**DATA ENTRIES**
-------------------------
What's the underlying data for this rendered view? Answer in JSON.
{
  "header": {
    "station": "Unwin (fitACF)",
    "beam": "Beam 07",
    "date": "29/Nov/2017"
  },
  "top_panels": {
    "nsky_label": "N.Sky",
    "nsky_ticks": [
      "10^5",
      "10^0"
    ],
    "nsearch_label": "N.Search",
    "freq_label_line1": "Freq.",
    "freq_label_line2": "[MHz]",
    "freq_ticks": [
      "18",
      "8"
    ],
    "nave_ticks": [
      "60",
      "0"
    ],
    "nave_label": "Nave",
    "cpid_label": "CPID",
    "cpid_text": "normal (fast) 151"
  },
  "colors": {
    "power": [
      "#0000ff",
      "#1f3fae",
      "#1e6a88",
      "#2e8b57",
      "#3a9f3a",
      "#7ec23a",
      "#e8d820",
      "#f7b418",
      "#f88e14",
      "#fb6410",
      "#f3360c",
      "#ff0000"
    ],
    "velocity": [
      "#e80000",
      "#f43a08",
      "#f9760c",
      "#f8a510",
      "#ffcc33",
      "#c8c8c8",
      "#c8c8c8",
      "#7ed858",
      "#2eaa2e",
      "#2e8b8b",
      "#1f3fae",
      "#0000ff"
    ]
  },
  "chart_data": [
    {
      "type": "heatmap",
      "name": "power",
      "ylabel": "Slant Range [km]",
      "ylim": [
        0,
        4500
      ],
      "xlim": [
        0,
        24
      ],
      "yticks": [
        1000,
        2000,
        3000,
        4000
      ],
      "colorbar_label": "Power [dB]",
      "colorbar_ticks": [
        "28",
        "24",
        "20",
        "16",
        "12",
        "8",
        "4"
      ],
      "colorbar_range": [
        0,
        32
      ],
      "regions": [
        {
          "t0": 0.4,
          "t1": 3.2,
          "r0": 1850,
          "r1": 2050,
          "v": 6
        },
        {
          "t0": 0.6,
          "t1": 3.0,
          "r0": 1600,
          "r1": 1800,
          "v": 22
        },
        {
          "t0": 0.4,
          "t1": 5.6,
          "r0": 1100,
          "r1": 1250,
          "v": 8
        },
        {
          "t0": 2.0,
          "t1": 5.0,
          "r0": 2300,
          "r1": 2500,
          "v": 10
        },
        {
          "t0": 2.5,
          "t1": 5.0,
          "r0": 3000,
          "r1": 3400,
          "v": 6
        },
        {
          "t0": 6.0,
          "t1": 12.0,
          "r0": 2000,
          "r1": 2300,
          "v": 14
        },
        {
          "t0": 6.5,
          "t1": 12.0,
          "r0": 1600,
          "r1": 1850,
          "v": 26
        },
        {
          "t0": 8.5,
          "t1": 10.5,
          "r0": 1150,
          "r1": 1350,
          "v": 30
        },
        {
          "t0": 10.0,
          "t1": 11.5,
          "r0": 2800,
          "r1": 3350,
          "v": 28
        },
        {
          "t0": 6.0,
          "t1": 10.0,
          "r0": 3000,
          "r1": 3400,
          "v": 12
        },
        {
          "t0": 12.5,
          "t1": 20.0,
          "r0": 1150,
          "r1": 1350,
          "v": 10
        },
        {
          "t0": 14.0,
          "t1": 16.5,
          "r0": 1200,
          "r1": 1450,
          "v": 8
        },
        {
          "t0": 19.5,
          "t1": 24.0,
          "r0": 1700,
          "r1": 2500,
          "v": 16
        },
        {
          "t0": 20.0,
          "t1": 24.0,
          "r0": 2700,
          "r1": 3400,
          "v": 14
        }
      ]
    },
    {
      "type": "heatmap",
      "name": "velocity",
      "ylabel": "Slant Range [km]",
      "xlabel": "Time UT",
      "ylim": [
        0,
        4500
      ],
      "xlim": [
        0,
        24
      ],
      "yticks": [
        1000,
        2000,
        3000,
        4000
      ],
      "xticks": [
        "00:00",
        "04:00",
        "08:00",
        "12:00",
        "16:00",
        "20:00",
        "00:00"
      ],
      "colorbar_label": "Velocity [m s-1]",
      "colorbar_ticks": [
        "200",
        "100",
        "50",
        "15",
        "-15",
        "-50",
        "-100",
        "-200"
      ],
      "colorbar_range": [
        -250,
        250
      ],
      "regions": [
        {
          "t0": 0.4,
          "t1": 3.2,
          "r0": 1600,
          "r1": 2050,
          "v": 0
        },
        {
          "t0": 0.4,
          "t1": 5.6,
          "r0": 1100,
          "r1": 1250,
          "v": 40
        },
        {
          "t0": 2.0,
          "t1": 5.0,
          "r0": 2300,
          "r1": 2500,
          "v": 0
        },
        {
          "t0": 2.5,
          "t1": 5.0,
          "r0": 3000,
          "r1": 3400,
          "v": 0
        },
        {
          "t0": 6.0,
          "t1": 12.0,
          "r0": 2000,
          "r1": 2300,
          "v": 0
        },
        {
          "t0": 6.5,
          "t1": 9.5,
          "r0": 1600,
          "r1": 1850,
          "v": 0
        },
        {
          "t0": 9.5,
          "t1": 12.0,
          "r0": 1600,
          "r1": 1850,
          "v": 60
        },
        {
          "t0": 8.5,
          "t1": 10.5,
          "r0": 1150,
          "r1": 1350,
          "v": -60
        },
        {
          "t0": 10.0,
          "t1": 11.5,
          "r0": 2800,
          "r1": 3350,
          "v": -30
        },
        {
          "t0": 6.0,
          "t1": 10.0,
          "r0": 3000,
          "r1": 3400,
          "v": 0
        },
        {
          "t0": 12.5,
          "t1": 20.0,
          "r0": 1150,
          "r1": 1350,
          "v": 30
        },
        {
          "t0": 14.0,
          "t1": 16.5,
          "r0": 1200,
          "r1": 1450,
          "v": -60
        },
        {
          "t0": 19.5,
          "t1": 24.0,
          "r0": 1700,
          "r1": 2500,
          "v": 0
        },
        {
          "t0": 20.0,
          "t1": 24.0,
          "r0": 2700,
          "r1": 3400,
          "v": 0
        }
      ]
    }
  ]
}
-------------------------
**DESCRIPTION OF THE TASK**
Exactly as shown, repeat every record.

**PROBLEM SOLUTION**
What's the underlying data for this rendered view? Answer in JSON.
{
  "header": {
    "station": "Unwin (fitACF)",
    "beam": "Beam 07",
    "date": "29/Nov/2017"
  },
  "top_panels": {
    "nsky_label": "N.Sky",
    "nsky_ticks": [
      "10^5",
      "10^0"
    ],
    "nsearch_label": "N.Search",
    "freq_label_line1": "Freq.",
    "freq_label_line2": "[MHz]",
    "freq_ticks": [
      "18",
      "8"
    ],
    "nave_ticks": [
      "60",
      "0"
    ],
    "nave_label": "Nave",
    "cpid_label": "CPID",
    "cpid_text": "normal (fast) 151"
  },
  "colors": {
    "power": [
      "#0000ff",
      "#1f3fae",
      "#1e6a88",
      "#2e8b57",
      "#3a9f3a",
      "#7ec23a",
      "#e8d820",
      "#f7b418",
      "#f88e14",
      "#fb6410",
      "#f3360c",
      "#ff0000"
    ],
    "velocity": [
      "#e80000",
      "#f43a08",
      "#f9760c",
      "#f8a510",
      "#ffcc33",
      "#c8c8c8",
      "#c8c8c8",
      "#7ed858",
      "#2eaa2e",
      "#2e8b8b",
      "#1f3fae",
      "#0000ff"
    ]
  },
  "chart_data": [
    {
      "type": "heatmap",
      "name": "power",
      "ylabel": "Slant Range [km]",
      "ylim": [
        0,
        4500
      ],
      "xlim": [
        0,
        24
      ],
      "yticks": [
        1000,
        2000,
        3000,
        4000
      ],
      "colorbar_label": "Power [dB]",
      "colorbar_ticks": [
        "28",
        "24",
        "20",
        "16",
        "12",
        "8",
        "4"
      ],
      "colorbar_range": [
        0,
        32
      ],
      "regions": [
        {
          "t0": 0.4,
          "t1": 3.2,
          "r0": 1850,
          "r1": 2050,
          "v": 6
        },
        {
          "t0": 0.6,
          "t1": 3.0,
          "r0": 1600,
          "r1": 1800,
          "v": 22
        },
        {
          "t0": 0.4,
          "t1": 5.6,
          "r0": 1100,
          "r1": 1250,
          "v": 8
        },
        {
          "t0": 2.0,
          "t1": 5.0,
          "r0": 2300,
          "r1": 2500,
          "v": 10
        },
        {
          "t0": 2.5,
          "t1": 5.0,
          "r0": 3000,
          "r1": 3400,
          "v": 6
        },
        {
          "t0": 6.0,
          "t1": 12.0,
          "r0": 2000,
          "r1": 2300,
          "v": 14
        },
        {
          "t0": 6.5,
          "t1": 12.0,
          "r0": 1600,
          "r1": 1850,
          "v": 26
        },
        {
          "t0": 8.5,
          "t1": 10.5,
          "r0": 1150,
          "r1": 1350,
          "v": 30
        },
        {
          "t0": 10.0,
          "t1": 11.5,
          "r0": 2800,
          "r1": 3350,
          "v": 28
        },
        {
          "t0": 6.0,
          "t1": 10.0,
          "r0": 3000,
          "r1": 3400,
          "v": 12
        },
        {
          "t0": 12.5,
          "t1": 20.0,
          "r0": 1150,
          "r1": 1350,
          "v": 10
        },
        {
          "t0": 14.0,
          "t1": 16.5,
          "r0": 1200,
          "r1": 1450,
          "v": 8
        },
        {
          "t0": 19.5,
          "t1": 24.0,
          "r0": 1700,
          "r1": 2500,
          "v": 16
        },
        {
          "t0": 20.0,
          "t1": 24.0,
          "r0": 2700,
          "r1": 3400,
          "v": 14
        }
      ]
    },
    {
      "type": "heatmap",
      "name": "velocity",
      "ylabel": "Slant Range [km]",
      "xlabel": "Time UT",
      "ylim": [
        0,
        4500
      ],
      "xlim": [
        0,
        24
      ],
      "yticks": [
        1000,
        2000,
        3000,
        4000
      ],
      "xticks": [
        "00:00",
        "04:00",
        "08:00",
        "12:00",
        "16:00",
        "20:00",
        "00:00"
      ],
      "colorbar_label": "Velocity [m s-1]",
      "colorbar_ticks": [
        "200",
        "100",
        "50",
        "15",
        "-15",
        "-50",
        "-100",
        "-200"
      ],
      "colorbar_range": [
        -250,
        250
      ],
      "regions": [
        {
          "t0": 0.4,
          "t1": 3.2,
          "r0": 1600,
          "r1": 2050,
          "v": 0
        },
        {
          "t0": 0.4,
          "t1": 5.6,
          "r0": 1100,
          "r1": 1250,
          "v": 40
        },
        {
          "t0": 2.0,
          "t1": 5.0,
          "r0": 2300,
          "r1": 2500,
          "v": 0
        },
        {
          "t0": 2.5,
          "t1": 5.0,
          "r0": 3000,
          "r1": 3400,
          "v": 0
        },
        {
          "t0": 6.0,
          "t1": 12.0,
          "r0": 2000,
          "r1": 2300,
          "v": 0
        },
        {
          "t0": 6.5,
          "t1": 9.5,
          "r0": 1600,
          "r1": 1850,
          "v": 0
        },
        {
          "t0": 9.5,
          "t1": 12.0,
          "r0": 1600,
          "r1": 1850,
          "v": 60
        },
        {
          "t0": 8.5,
          "t1": 10.5,
          "r0": 1150,
          "r1": 1350,
          "v": -60
        },
        {
          "t0": 10.0,
          "t1": 11.5,
          "r0": 2800,
          "r1": 3350,
          "v": -30
        },
        {
          "t0": 6.0,
          "t1": 10.0,
          "r0": 3000,
          "r1": 3400,
          "v": 0
        },
        {
          "t0": 12.5,
          "t1": 20.0,
          "r0": 1150,
          "r1": 1350,
          "v": 30
        },
        {
          "t0": 14.0,
          "t1": 16.5,
          "r0": 1200,
          "r1": 1450,
          "v": -60
        },
        {
          "t0": 19.5,
          "t1": 24.0,
          "r0": 1700,
          "r1": 2500,
          "v": 0
        },
        {
          "t0": 20.0,
          "t1": 24.0,
          "r0": 2700,
          "r1": 3400,
          "v": 0
        }
      ]
    }
  ]
}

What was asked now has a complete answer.